# WHAT THE TASK ASKS
Pictures appear in the records below; write out everything else exactly.

[START ENTRIES SHOWN]

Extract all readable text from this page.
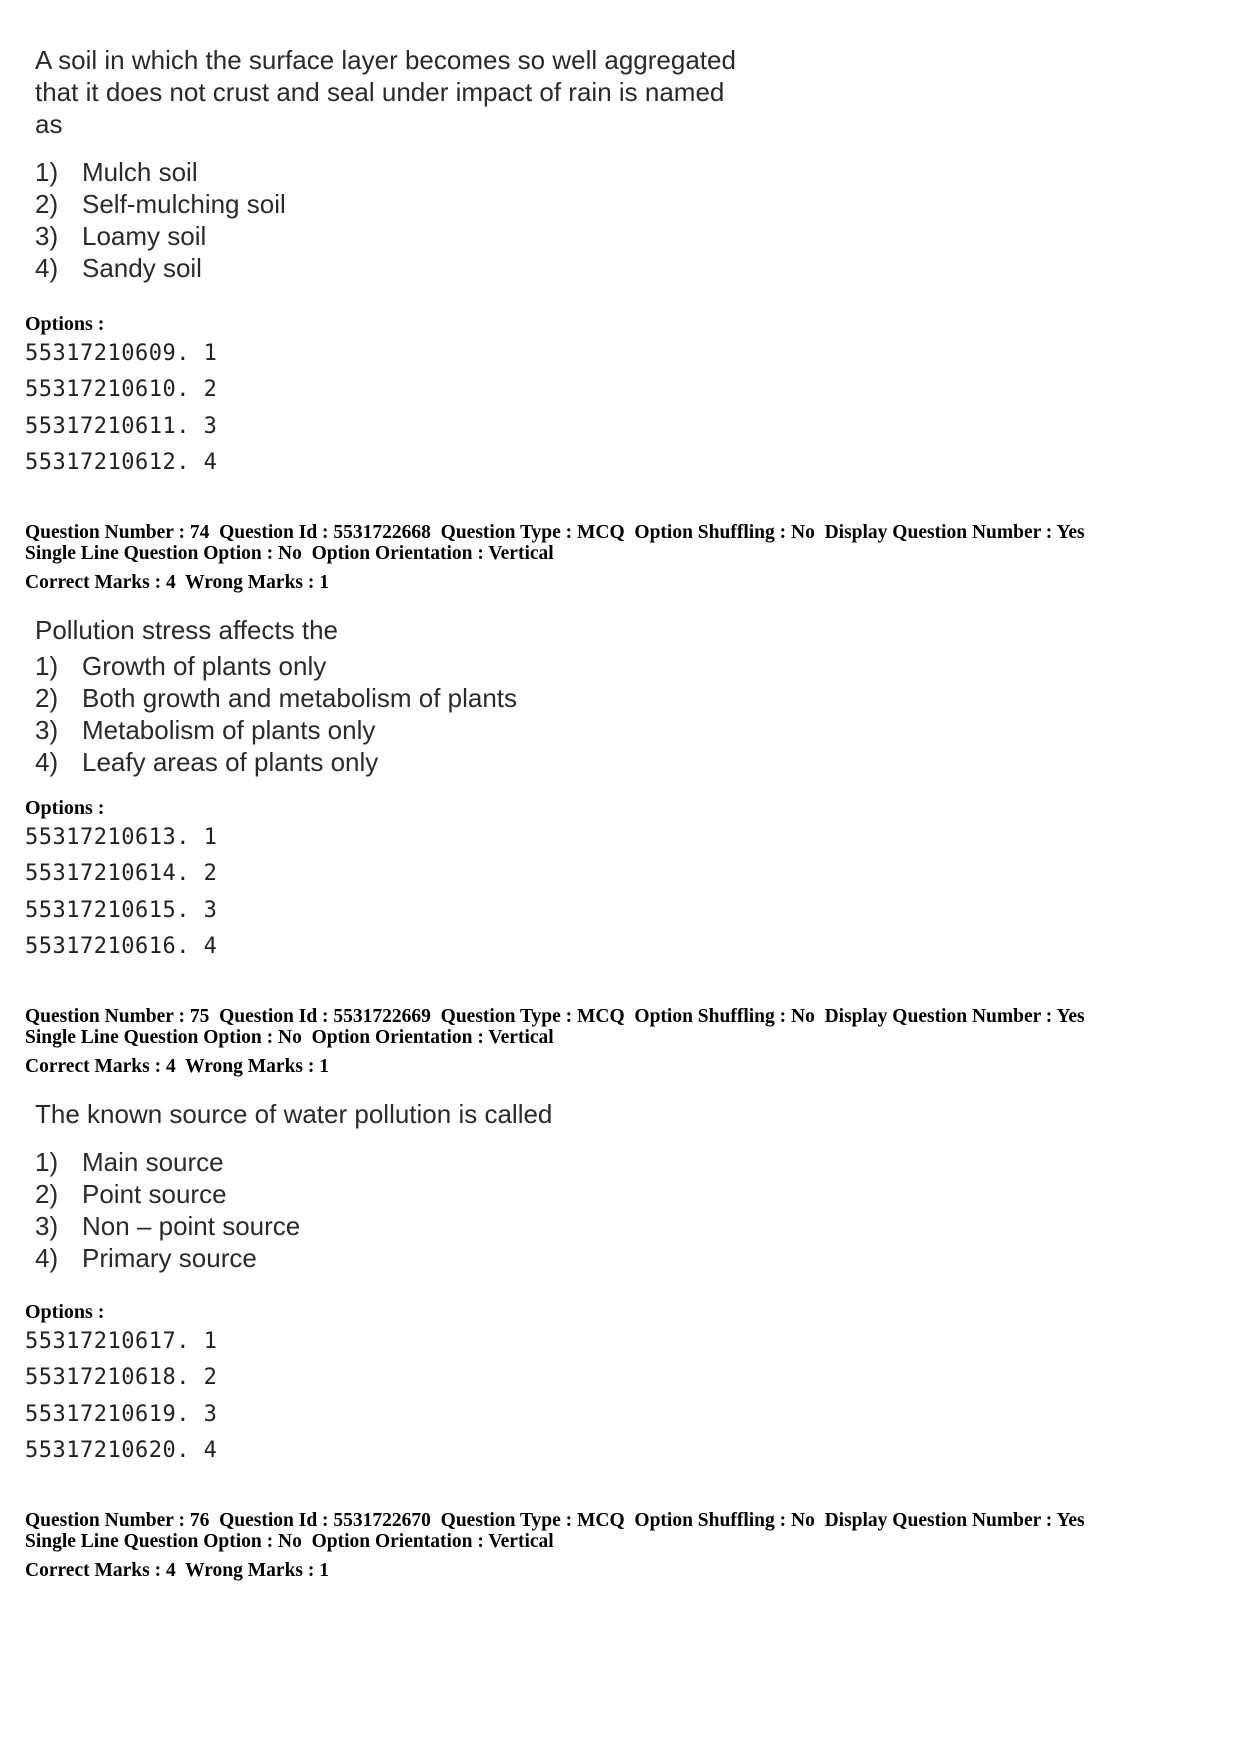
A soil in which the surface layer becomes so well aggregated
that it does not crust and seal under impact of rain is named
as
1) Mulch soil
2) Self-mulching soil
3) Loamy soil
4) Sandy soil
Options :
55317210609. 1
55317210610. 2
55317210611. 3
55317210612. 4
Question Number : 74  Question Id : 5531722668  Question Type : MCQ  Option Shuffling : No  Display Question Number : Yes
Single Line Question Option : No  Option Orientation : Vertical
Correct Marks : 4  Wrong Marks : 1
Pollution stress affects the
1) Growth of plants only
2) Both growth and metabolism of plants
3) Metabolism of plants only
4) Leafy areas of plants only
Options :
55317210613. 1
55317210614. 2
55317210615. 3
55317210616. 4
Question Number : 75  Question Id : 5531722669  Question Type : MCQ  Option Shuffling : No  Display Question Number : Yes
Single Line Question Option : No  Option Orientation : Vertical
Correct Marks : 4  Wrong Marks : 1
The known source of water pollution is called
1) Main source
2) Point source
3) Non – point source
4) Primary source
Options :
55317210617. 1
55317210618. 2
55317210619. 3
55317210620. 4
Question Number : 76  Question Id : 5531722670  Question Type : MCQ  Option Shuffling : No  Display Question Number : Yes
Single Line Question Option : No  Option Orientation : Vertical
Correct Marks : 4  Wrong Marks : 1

[END ENTRIES SHOWN]

# OUTPUT FOR THIS EXERCISE
Extract all readable text from this page.
A soil in which the surface layer becomes so well aggregated
that it does not crust and seal under impact of rain is named
as
1) Mulch soil
2) Self-mulching soil
3) Loamy soil
4) Sandy soil
Options :
55317210609. 1
55317210610. 2
55317210611. 3
55317210612. 4
Question Number : 74  Question Id : 5531722668  Question Type : MCQ  Option Shuffling : No  Display Question Number : Yes
Single Line Question Option : No  Option Orientation : Vertical
Correct Marks : 4  Wrong Marks : 1
Pollution stress affects the
1) Growth of plants only
2) Both growth and metabolism of plants
3) Metabolism of plants only
4) Leafy areas of plants only
Options :
55317210613. 1
55317210614. 2
55317210615. 3
55317210616. 4
Question Number : 75  Question Id : 5531722669  Question Type : MCQ  Option Shuffling : No  Display Question Number : Yes
Single Line Question Option : No  Option Orientation : Vertical
Correct Marks : 4  Wrong Marks : 1
The known source of water pollution is called
1) Main source
2) Point source
3) Non – point source
4) Primary source
Options :
55317210617. 1
55317210618. 2
55317210619. 3
55317210620. 4
Question Number : 76  Question Id : 5531722670  Question Type : MCQ  Option Shuffling : No  Display Question Number : Yes
Single Line Question Option : No  Option Orientation : Vertical
Correct Marks : 4  Wrong Marks : 1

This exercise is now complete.